### Given records
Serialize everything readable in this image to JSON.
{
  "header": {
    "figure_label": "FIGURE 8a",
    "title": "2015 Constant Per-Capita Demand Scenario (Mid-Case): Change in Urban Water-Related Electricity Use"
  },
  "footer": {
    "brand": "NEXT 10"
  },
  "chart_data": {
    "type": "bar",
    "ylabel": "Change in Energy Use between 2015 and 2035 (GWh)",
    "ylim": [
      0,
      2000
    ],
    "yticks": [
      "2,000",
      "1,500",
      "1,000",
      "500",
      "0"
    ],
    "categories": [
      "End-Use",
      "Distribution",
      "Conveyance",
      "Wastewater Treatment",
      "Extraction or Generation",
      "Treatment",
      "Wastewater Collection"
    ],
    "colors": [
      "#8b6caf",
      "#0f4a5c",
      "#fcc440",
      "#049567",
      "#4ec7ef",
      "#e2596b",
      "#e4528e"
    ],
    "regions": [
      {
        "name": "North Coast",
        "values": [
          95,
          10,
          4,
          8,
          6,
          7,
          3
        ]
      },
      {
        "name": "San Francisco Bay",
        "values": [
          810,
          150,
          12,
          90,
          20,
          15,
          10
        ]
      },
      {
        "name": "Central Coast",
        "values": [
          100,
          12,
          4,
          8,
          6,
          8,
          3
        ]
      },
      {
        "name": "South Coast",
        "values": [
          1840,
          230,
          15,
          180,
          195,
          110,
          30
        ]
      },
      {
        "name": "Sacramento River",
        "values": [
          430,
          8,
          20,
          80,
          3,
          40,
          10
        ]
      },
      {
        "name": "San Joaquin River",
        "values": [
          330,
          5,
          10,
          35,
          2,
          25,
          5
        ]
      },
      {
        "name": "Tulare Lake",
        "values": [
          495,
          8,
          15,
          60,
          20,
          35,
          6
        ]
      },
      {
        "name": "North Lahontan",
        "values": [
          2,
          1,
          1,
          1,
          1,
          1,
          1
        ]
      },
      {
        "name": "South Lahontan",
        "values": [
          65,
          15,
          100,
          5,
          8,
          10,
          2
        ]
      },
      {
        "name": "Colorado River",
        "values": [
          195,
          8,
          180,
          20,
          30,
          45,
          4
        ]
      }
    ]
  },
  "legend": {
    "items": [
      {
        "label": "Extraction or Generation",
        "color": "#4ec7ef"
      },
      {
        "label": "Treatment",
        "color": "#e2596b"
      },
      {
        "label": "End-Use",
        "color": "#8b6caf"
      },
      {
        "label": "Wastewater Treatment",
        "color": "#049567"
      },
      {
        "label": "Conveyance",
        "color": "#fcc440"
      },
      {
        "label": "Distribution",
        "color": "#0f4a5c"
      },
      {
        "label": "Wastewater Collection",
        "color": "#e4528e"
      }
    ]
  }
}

### The exercise
Where a line above holds the string "Treatment", show that line.

### Answer to the task
      "Wastewater Treatment",
      "Treatment",
        "label": "Treatment",
        "label": "Wastewater Treatment",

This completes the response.